Task to complete
Quote every line of the material beneath this one.

Lines of data:
((

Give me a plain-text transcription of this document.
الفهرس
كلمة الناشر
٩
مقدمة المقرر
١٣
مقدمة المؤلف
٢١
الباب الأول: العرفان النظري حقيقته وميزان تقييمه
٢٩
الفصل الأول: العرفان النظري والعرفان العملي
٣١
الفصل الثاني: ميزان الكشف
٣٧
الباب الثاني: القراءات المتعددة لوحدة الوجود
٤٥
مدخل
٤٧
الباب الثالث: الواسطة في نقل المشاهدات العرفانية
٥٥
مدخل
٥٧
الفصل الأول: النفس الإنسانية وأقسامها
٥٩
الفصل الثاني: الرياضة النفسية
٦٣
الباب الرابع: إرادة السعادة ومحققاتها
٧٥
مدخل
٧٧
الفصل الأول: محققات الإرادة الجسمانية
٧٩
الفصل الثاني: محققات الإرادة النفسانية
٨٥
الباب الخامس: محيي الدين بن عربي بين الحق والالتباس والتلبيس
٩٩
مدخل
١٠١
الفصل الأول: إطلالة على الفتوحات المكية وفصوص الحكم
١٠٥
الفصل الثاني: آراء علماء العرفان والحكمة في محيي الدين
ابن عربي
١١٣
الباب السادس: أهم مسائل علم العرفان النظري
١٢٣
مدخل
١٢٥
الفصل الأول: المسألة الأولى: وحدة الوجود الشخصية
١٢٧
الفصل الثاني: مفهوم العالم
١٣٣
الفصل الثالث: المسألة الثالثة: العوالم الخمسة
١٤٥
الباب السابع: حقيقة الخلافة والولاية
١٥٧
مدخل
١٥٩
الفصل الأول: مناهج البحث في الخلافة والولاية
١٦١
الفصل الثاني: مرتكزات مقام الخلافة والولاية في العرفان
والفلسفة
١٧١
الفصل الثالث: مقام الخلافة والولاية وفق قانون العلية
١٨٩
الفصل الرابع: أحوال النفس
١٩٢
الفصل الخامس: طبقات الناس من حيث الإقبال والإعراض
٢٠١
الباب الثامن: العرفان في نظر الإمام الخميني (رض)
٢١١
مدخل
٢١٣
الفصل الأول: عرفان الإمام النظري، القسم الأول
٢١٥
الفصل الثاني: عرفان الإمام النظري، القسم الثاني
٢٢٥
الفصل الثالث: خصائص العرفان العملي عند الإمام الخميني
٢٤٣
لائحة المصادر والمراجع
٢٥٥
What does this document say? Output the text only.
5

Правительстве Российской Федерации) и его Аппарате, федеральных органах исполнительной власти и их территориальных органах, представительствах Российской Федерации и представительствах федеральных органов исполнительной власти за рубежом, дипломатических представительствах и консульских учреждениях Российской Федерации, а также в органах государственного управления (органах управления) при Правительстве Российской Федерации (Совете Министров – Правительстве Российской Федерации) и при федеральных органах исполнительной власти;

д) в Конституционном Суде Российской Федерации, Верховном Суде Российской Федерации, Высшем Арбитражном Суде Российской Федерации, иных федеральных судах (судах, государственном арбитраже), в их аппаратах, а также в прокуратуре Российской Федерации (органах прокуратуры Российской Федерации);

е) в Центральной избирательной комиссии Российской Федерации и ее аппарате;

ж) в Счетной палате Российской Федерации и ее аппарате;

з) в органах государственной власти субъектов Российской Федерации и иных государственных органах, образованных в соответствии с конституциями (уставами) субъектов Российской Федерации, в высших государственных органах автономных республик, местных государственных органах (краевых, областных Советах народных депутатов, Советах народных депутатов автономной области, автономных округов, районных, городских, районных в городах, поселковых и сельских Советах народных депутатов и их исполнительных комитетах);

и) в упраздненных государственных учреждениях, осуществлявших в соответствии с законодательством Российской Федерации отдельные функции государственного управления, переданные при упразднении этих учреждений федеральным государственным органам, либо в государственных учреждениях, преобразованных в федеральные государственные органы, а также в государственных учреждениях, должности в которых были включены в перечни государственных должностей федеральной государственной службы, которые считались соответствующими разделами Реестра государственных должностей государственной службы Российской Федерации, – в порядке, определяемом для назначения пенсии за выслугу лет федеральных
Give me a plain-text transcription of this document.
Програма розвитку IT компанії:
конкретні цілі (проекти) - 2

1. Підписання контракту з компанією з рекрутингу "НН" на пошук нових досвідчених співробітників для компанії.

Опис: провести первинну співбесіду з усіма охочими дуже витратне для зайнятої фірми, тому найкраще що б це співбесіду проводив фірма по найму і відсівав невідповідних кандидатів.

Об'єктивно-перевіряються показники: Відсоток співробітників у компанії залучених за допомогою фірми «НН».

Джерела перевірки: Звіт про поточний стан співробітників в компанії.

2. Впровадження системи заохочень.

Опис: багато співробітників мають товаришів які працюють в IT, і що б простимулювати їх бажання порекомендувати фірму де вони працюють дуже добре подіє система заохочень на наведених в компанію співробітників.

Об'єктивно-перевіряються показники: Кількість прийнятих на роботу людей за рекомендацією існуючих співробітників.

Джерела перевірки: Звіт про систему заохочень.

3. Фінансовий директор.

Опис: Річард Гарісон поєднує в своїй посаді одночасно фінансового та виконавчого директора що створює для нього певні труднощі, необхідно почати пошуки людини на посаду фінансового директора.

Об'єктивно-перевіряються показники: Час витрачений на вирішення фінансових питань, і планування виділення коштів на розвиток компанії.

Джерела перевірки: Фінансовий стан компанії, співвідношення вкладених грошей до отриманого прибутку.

))

Result of this task
Give me a plain-text transcription of this document.
الفهرس
كلمة الناشر
٩
مقدمة المقرر
١٣
مقدمة المؤلف
٢١
الباب الأول: العرفان النظري حقيقته وميزان تقييمه
٢٩
الفصل الأول: العرفان النظري والعرفان العملي
٣١
الفصل الثاني: ميزان الكشف
٣٧
الباب الثاني: القراءات المتعددة لوحدة الوجود
٤٥
مدخل
٤٧
الباب الثالث: الواسطة في نقل المشاهدات العرفانية
٥٥
مدخل
٥٧
الفصل الأول: النفس الإنسانية وأقسامها
٥٩
الفصل الثاني: الرياضة النفسية
٦٣
الباب الرابع: إرادة السعادة ومحققاتها
٧٥
مدخل
٧٧
الفصل الأول: محققات الإرادة الجسمانية
٧٩
الفصل الثاني: محققات الإرادة النفسانية
٨٥
الباب الخامس: محيي الدين بن عربي بين الحق والالتباس والتلبيس
٩٩
مدخل
١٠١
الفصل الأول: إطلالة على الفتوحات المكية وفصوص الحكم
١٠٥
الفصل الثاني: آراء علماء العرفان والحكمة في محيي الدين
ابن عربي
١١٣
الباب السادس: أهم مسائل علم العرفان النظري
١٢٣
مدخل
١٢٥
الفصل الأول: المسألة الأولى: وحدة الوجود الشخصية
١٢٧
الفصل الثاني: مفهوم العالم
١٣٣
الفصل الثالث: المسألة الثالثة: العوالم الخمسة
١٤٥
الباب السابع: حقيقة الخلافة والولاية
١٥٧
مدخل
١٥٩
الفصل الأول: مناهج البحث في الخلافة والولاية
١٦١
الفصل الثاني: مرتكزات مقام الخلافة والولاية في العرفان
والفلسفة
١٧١
الفصل الثالث: مقام الخلافة والولاية وفق قانون العلية
١٨٩
الفصل الرابع: أحوال النفس
١٩٢
الفصل الخامس: طبقات الناس من حيث الإقبال والإعراض
٢٠١
الباب الثامن: العرفان في نظر الإمام الخميني (رض)
٢١١
مدخل
٢١٣
الفصل الأول: عرفان الإمام النظري، القسم الأول
٢١٥
الفصل الثاني: عرفان الإمام النظري، القسم الثاني
٢٢٥
الفصل الثالث: خصائص العرفان العملي عند الإمام الخميني
٢٤٣
لائحة المصادر والمراجع
٢٥٥
What does this document say? Output the text only.
5

Правительстве Российской Федерации) и его Аппарате, федеральных органах исполнительной власти и их территориальных органах, представительствах Российской Федерации и представительствах федеральных органов исполнительной власти за рубежом, дипломатических представительствах и консульских учреждениях Российской Федерации, а также в органах государственного управления (органах управления) при Правительстве Российской Федерации (Совете Министров – Правительстве Российской Федерации) и при федеральных органах исполнительной власти;

д) в Конституционном Суде Российской Федерации, Верховном Суде Российской Федерации, Высшем Арбитражном Суде Российской Федерации, иных федеральных судах (судах, государственном арбитраже), в их аппаратах, а также в прокуратуре Российской Федерации (органах прокуратуры Российской Федерации);

е) в Центральной избирательной комиссии Российской Федерации и ее аппарате;

ж) в Счетной палате Российской Федерации и ее аппарате;

з) в органах государственной власти субъектов Российской Федерации и иных государственных органах, образованных в соответствии с конституциями (уставами) субъектов Российской Федерации, в высших государственных органах автономных республик, местных государственных органах (краевых, областных Советах народных депутатов, Советах народных депутатов автономной области, автономных округов, районных, городских, районных в городах, поселковых и сельских Советах народных депутатов и их исполнительных комитетах);

и) в упраздненных государственных учреждениях, осуществлявших в соответствии с законодательством Российской Федерации отдельные функции государственного управления, переданные при упразднении этих учреждений федеральным государственным органам, либо в государственных учреждениях, преобразованных в федеральные государственные органы, а также в государственных учреждениях, должности в которых были включены в перечни государственных должностей федеральной государственной службы, которые считались соответствующими разделами Реестра государственных должностей государственной службы Российской Федерации, – в порядке, определяемом для назначения пенсии за выслугу лет федеральных
Give me a plain-text transcription of this document.
Програма розвитку IT компанії:
конкретні цілі (проекти) - 2

1. Підписання контракту з компанією з рекрутингу "НН" на пошук нових досвідчених співробітників для компанії.

Опис: провести первинну співбесіду з усіма охочими дуже витратне для зайнятої фірми, тому найкраще що б це співбесіду проводив фірма по найму і відсівав невідповідних кандидатів.

Об'єктивно-перевіряються показники: Відсоток співробітників у компанії залучених за допомогою фірми «НН».

Джерела перевірки: Звіт про поточний стан співробітників в компанії.

2. Впровадження системи заохочень.

Опис: багато співробітників мають товаришів які працюють в IT, і що б простимулювати їх бажання порекомендувати фірму де вони працюють дуже добре подіє система заохочень на наведених в компанію співробітників.

Об'єктивно-перевіряються показники: Кількість прийнятих на роботу людей за рекомендацією існуючих співробітників.

Джерела перевірки: Звіт про систему заохочень.

3. Фінансовий директор.

Опис: Річард Гарісон поєднує в своїй посаді одночасно фінансового та виконавчого директора що створює для нього певні труднощі, необхідно почати пошуки людини на посаду фінансового директора.

Об'єктивно-перевіряються показники: Час витрачений на вирішення фінансових питань, і планування виділення коштів на розвиток компанії.

Джерела перевірки: Фінансовий стан компанії, співвідношення вкладених грошей до отриманого прибутку.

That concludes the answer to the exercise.